--- START ---

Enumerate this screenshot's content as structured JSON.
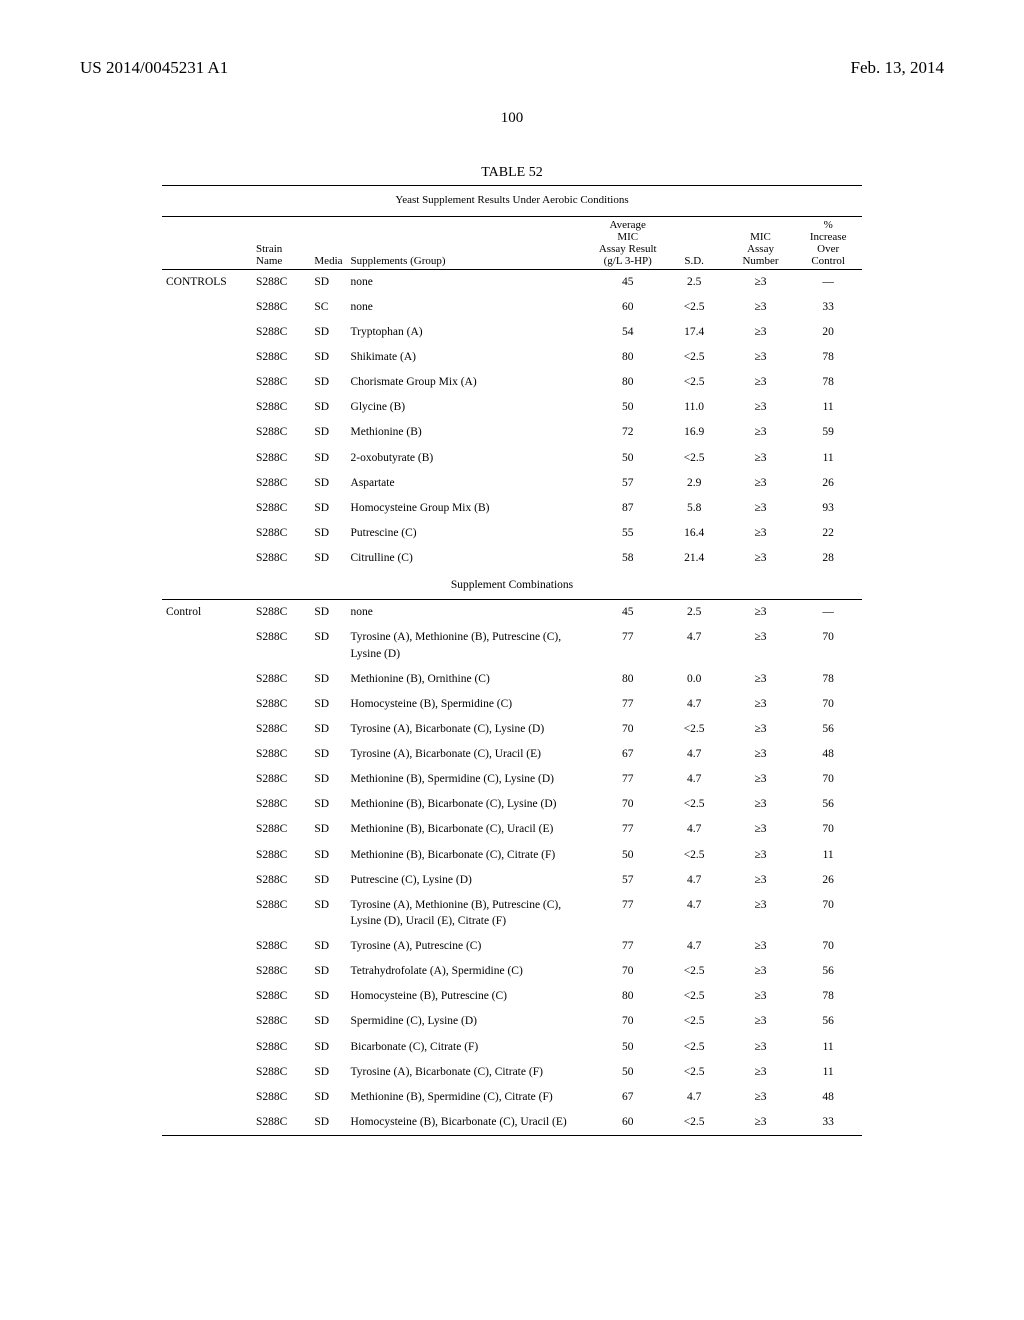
{
  "header": {
    "left": "US 2014/0045231 A1",
    "right": "Feb. 13, 2014"
  },
  "page_number": "100",
  "table": {
    "label": "TABLE 52",
    "caption": "Yeast Supplement Results Under Aerobic Conditions",
    "columns": {
      "category": "",
      "strain": "Strain\nName",
      "media": "Media",
      "supplements": "Supplements (Group)",
      "avg": "Average MIC\nAssay Result\n(g/L 3-HP)",
      "sd": "S.D.",
      "assay_num": "MIC\nAssay\nNumber",
      "increase": "%\nIncrease\nOver\nControl"
    },
    "section1_label": "CONTROLS",
    "rows1": [
      {
        "strain": "S288C",
        "media": "SD",
        "sup": "none",
        "avg": "45",
        "sd": "2.5",
        "num": "≥3",
        "inc": "—"
      },
      {
        "strain": "S288C",
        "media": "SC",
        "sup": "none",
        "avg": "60",
        "sd": "<2.5",
        "num": "≥3",
        "inc": "33"
      },
      {
        "strain": "S288C",
        "media": "SD",
        "sup": "Tryptophan (A)",
        "avg": "54",
        "sd": "17.4",
        "num": "≥3",
        "inc": "20"
      },
      {
        "strain": "S288C",
        "media": "SD",
        "sup": "Shikimate (A)",
        "avg": "80",
        "sd": "<2.5",
        "num": "≥3",
        "inc": "78"
      },
      {
        "strain": "S288C",
        "media": "SD",
        "sup": "Chorismate Group Mix (A)",
        "avg": "80",
        "sd": "<2.5",
        "num": "≥3",
        "inc": "78"
      },
      {
        "strain": "S288C",
        "media": "SD",
        "sup": "Glycine (B)",
        "avg": "50",
        "sd": "11.0",
        "num": "≥3",
        "inc": "11"
      },
      {
        "strain": "S288C",
        "media": "SD",
        "sup": "Methionine (B)",
        "avg": "72",
        "sd": "16.9",
        "num": "≥3",
        "inc": "59"
      },
      {
        "strain": "S288C",
        "media": "SD",
        "sup": "2-oxobutyrate (B)",
        "avg": "50",
        "sd": "<2.5",
        "num": "≥3",
        "inc": "11"
      },
      {
        "strain": "S288C",
        "media": "SD",
        "sup": "Aspartate",
        "avg": "57",
        "sd": "2.9",
        "num": "≥3",
        "inc": "26"
      },
      {
        "strain": "S288C",
        "media": "SD",
        "sup": "Homocysteine Group Mix (B)",
        "avg": "87",
        "sd": "5.8",
        "num": "≥3",
        "inc": "93"
      },
      {
        "strain": "S288C",
        "media": "SD",
        "sup": "Putrescine (C)",
        "avg": "55",
        "sd": "16.4",
        "num": "≥3",
        "inc": "22"
      },
      {
        "strain": "S288C",
        "media": "SD",
        "sup": "Citrulline (C)",
        "avg": "58",
        "sd": "21.4",
        "num": "≥3",
        "inc": "28"
      }
    ],
    "mid_section": "Supplement Combinations",
    "section2_label": "Control",
    "rows2": [
      {
        "strain": "S288C",
        "media": "SD",
        "sup": "none",
        "avg": "45",
        "sd": "2.5",
        "num": "≥3",
        "inc": "—"
      },
      {
        "strain": "S288C",
        "media": "SD",
        "sup": "Tyrosine (A), Methionine (B), Putrescine (C), Lysine (D)",
        "avg": "77",
        "sd": "4.7",
        "num": "≥3",
        "inc": "70"
      },
      {
        "strain": "S288C",
        "media": "SD",
        "sup": "Methionine (B), Ornithine (C)",
        "avg": "80",
        "sd": "0.0",
        "num": "≥3",
        "inc": "78"
      },
      {
        "strain": "S288C",
        "media": "SD",
        "sup": "Homocysteine (B), Spermidine (C)",
        "avg": "77",
        "sd": "4.7",
        "num": "≥3",
        "inc": "70"
      },
      {
        "strain": "S288C",
        "media": "SD",
        "sup": "Tyrosine (A), Bicarbonate (C), Lysine (D)",
        "avg": "70",
        "sd": "<2.5",
        "num": "≥3",
        "inc": "56"
      },
      {
        "strain": "S288C",
        "media": "SD",
        "sup": "Tyrosine (A), Bicarbonate (C), Uracil (E)",
        "avg": "67",
        "sd": "4.7",
        "num": "≥3",
        "inc": "48"
      },
      {
        "strain": "S288C",
        "media": "SD",
        "sup": "Methionine (B), Spermidine (C), Lysine (D)",
        "avg": "77",
        "sd": "4.7",
        "num": "≥3",
        "inc": "70"
      },
      {
        "strain": "S288C",
        "media": "SD",
        "sup": "Methionine (B), Bicarbonate (C), Lysine (D)",
        "avg": "70",
        "sd": "<2.5",
        "num": "≥3",
        "inc": "56"
      },
      {
        "strain": "S288C",
        "media": "SD",
        "sup": "Methionine (B), Bicarbonate (C), Uracil (E)",
        "avg": "77",
        "sd": "4.7",
        "num": "≥3",
        "inc": "70"
      },
      {
        "strain": "S288C",
        "media": "SD",
        "sup": "Methionine (B), Bicarbonate (C), Citrate (F)",
        "avg": "50",
        "sd": "<2.5",
        "num": "≥3",
        "inc": "11"
      },
      {
        "strain": "S288C",
        "media": "SD",
        "sup": "Putrescine (C), Lysine (D)",
        "avg": "57",
        "sd": "4.7",
        "num": "≥3",
        "inc": "26"
      },
      {
        "strain": "S288C",
        "media": "SD",
        "sup": "Tyrosine (A), Methionine (B), Putrescine (C), Lysine (D), Uracil (E), Citrate (F)",
        "avg": "77",
        "sd": "4.7",
        "num": "≥3",
        "inc": "70"
      },
      {
        "strain": "S288C",
        "media": "SD",
        "sup": "Tyrosine (A), Putrescine (C)",
        "avg": "77",
        "sd": "4.7",
        "num": "≥3",
        "inc": "70"
      },
      {
        "strain": "S288C",
        "media": "SD",
        "sup": "Tetrahydrofolate (A), Spermidine (C)",
        "avg": "70",
        "sd": "<2.5",
        "num": "≥3",
        "inc": "56"
      },
      {
        "strain": "S288C",
        "media": "SD",
        "sup": "Homocysteine (B), Putrescine (C)",
        "avg": "80",
        "sd": "<2.5",
        "num": "≥3",
        "inc": "78"
      },
      {
        "strain": "S288C",
        "media": "SD",
        "sup": "Spermidine (C), Lysine (D)",
        "avg": "70",
        "sd": "<2.5",
        "num": "≥3",
        "inc": "56"
      },
      {
        "strain": "S288C",
        "media": "SD",
        "sup": "Bicarbonate (C), Citrate (F)",
        "avg": "50",
        "sd": "<2.5",
        "num": "≥3",
        "inc": "11"
      },
      {
        "strain": "S288C",
        "media": "SD",
        "sup": "Tyrosine (A), Bicarbonate (C), Citrate (F)",
        "avg": "50",
        "sd": "<2.5",
        "num": "≥3",
        "inc": "11"
      },
      {
        "strain": "S288C",
        "media": "SD",
        "sup": "Methionine (B), Spermidine (C), Citrate (F)",
        "avg": "67",
        "sd": "4.7",
        "num": "≥3",
        "inc": "48"
      },
      {
        "strain": "S288C",
        "media": "SD",
        "sup": "Homocysteine (B), Bicarbonate (C), Uracil (E)",
        "avg": "60",
        "sd": "<2.5",
        "num": "≥3",
        "inc": "33"
      }
    ]
  }
}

--- END ---

Sift through the material above and copy the lines that contain the word "Tyrosine".

        "sup": "Tyrosine (A), Methionine (B), Putrescine (C), Lysine (D)",
        "sup": "Tyrosine (A), Bicarbonate (C), Lysine (D)",
        "sup": "Tyrosine (A), Bicarbonate (C), Uracil (E)",
        "sup": "Tyrosine (A), Methionine (B), Putrescine (C), Lysine (D), Uracil (E), Citrate (F)",
        "sup": "Tyrosine (A), Putrescine (C)",
        "sup": "Tyrosine (A), Bicarbonate (C), Citrate (F)",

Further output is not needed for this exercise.